__What you have to do__. Locate all lines in the data below that hold "支座零弯矩" and show them.

— begin Materials provided —

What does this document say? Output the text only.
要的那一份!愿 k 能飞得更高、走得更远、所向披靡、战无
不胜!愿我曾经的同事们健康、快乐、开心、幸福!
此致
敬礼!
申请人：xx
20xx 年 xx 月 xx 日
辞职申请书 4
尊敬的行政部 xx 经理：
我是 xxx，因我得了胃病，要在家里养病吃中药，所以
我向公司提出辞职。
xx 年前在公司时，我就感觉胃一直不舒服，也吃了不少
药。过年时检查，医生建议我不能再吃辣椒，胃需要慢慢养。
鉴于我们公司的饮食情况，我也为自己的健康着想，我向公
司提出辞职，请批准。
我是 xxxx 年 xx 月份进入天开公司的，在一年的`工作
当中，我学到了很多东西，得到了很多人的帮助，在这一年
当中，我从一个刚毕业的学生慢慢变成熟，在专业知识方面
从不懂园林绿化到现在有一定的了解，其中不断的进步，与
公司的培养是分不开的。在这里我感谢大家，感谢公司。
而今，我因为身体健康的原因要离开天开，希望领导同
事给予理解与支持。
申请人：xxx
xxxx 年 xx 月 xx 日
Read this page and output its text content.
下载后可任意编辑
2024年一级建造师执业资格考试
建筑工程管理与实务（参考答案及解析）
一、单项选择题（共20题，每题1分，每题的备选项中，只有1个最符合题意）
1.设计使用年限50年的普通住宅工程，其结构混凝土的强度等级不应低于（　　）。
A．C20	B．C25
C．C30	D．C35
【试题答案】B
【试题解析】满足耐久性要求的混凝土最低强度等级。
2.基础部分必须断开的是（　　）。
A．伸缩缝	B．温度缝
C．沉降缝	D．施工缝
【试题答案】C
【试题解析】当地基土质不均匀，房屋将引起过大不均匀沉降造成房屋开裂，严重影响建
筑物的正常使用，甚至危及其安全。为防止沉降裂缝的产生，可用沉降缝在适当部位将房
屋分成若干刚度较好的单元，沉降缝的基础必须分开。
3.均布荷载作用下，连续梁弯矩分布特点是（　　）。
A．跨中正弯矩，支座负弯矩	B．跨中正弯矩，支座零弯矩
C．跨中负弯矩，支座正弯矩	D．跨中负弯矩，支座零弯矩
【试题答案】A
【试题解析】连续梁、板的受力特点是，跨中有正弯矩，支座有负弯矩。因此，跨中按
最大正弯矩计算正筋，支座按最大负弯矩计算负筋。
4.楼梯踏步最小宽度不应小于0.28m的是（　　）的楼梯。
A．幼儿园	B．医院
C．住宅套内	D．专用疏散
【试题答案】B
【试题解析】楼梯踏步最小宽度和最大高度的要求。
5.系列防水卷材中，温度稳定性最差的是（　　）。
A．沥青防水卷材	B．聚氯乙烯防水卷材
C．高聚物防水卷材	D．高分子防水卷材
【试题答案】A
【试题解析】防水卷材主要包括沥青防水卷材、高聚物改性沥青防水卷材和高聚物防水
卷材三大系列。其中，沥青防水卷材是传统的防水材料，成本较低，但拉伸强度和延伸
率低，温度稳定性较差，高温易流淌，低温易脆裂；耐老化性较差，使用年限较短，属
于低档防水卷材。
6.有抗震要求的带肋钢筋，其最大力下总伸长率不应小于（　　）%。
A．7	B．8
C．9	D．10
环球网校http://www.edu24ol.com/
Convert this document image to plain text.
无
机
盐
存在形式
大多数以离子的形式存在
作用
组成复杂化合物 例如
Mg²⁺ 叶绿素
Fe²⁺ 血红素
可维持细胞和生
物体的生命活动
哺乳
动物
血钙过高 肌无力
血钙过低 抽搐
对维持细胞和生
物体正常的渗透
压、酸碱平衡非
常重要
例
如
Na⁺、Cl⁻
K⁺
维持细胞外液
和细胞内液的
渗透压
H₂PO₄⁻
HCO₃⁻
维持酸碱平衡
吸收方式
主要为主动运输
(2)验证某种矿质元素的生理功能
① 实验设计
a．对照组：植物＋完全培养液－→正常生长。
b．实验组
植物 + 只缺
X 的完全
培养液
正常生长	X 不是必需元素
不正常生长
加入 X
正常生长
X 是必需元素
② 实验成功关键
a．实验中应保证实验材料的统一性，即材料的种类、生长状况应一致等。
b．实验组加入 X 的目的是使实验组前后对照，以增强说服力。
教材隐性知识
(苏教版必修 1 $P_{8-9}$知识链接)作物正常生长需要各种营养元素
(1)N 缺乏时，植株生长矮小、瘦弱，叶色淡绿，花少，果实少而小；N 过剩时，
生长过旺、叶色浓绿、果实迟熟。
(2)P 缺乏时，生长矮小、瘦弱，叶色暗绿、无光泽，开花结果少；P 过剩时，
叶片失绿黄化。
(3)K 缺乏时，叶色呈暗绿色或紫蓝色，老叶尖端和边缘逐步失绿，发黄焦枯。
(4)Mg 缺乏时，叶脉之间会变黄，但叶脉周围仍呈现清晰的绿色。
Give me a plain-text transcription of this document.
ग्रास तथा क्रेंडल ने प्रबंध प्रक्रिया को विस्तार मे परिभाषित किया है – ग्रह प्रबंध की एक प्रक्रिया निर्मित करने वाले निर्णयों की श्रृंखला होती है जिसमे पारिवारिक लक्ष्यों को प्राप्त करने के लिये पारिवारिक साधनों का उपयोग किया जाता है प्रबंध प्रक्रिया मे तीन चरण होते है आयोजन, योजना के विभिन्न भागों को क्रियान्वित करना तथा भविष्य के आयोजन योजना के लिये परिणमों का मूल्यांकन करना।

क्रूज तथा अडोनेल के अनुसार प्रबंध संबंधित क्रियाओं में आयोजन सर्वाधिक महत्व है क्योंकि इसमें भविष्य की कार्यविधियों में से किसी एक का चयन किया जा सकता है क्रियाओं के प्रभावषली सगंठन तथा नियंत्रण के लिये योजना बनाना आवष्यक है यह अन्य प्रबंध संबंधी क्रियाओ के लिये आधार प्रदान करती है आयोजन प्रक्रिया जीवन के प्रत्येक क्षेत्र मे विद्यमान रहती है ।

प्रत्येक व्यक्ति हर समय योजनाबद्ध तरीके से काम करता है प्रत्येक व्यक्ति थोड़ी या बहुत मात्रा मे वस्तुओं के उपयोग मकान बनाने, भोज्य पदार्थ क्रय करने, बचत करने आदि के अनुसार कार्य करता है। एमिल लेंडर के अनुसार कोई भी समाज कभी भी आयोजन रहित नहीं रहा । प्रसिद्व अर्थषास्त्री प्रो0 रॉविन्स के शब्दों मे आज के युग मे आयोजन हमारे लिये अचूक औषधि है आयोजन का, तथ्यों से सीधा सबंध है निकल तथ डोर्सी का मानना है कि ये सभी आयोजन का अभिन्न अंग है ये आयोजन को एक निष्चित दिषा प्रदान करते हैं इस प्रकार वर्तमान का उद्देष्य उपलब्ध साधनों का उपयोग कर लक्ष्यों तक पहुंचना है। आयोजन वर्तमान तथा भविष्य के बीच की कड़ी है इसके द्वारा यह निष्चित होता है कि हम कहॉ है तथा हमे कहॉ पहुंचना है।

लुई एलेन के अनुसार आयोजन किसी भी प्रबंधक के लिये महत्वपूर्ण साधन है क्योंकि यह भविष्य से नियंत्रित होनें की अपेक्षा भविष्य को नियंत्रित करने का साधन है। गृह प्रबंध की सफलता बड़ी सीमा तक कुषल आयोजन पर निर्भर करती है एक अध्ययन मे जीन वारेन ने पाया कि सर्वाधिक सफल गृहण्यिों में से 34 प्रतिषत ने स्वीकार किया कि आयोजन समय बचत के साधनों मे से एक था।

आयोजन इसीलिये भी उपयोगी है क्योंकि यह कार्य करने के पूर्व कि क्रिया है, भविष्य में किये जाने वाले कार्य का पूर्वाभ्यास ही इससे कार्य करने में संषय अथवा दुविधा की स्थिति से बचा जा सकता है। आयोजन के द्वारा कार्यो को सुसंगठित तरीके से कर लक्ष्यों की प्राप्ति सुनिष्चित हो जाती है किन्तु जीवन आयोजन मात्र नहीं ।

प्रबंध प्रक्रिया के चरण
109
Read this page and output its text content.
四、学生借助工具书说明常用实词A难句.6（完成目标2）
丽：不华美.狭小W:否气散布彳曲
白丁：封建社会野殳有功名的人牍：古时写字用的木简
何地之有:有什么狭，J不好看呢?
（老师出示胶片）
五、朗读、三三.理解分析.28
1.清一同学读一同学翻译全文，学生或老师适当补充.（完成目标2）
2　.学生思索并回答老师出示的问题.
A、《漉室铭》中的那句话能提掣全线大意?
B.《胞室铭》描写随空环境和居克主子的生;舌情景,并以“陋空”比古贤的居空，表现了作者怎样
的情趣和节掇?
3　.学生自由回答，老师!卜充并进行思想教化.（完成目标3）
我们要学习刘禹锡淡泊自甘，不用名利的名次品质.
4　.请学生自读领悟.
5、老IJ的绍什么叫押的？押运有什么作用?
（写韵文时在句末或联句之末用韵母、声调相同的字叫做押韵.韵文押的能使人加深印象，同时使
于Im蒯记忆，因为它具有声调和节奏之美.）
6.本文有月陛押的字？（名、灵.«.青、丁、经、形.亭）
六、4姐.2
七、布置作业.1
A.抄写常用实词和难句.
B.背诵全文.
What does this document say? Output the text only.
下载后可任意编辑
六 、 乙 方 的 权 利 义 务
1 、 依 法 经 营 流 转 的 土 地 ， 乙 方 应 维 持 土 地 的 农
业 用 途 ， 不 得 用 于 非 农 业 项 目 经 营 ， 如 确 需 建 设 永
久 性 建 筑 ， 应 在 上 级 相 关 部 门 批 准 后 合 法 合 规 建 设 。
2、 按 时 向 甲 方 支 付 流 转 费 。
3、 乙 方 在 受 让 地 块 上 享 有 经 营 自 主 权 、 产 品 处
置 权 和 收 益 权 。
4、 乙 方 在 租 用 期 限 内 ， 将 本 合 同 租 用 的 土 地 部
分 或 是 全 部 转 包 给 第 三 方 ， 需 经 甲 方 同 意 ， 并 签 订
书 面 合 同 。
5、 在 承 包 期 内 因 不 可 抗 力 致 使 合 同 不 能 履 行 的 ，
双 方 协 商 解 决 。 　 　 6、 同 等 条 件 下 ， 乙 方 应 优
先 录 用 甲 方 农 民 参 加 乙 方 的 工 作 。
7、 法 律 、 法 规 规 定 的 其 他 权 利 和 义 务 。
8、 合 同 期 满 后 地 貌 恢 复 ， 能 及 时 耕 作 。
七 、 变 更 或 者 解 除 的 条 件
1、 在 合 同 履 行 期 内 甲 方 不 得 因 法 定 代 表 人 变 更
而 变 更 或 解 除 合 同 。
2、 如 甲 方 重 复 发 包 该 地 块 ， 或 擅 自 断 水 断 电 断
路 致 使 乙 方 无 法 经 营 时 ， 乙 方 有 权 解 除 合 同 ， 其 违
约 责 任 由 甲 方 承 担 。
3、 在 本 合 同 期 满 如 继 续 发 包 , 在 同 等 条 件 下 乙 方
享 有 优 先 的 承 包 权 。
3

— end Materials provided —

__Answer to the exercise__.
A．跨中正弯矩，支座负弯矩	B．跨中正弯矩，支座零弯矩
C．跨中负弯矩，支座正弯矩	D．跨中负弯矩，支座零弯矩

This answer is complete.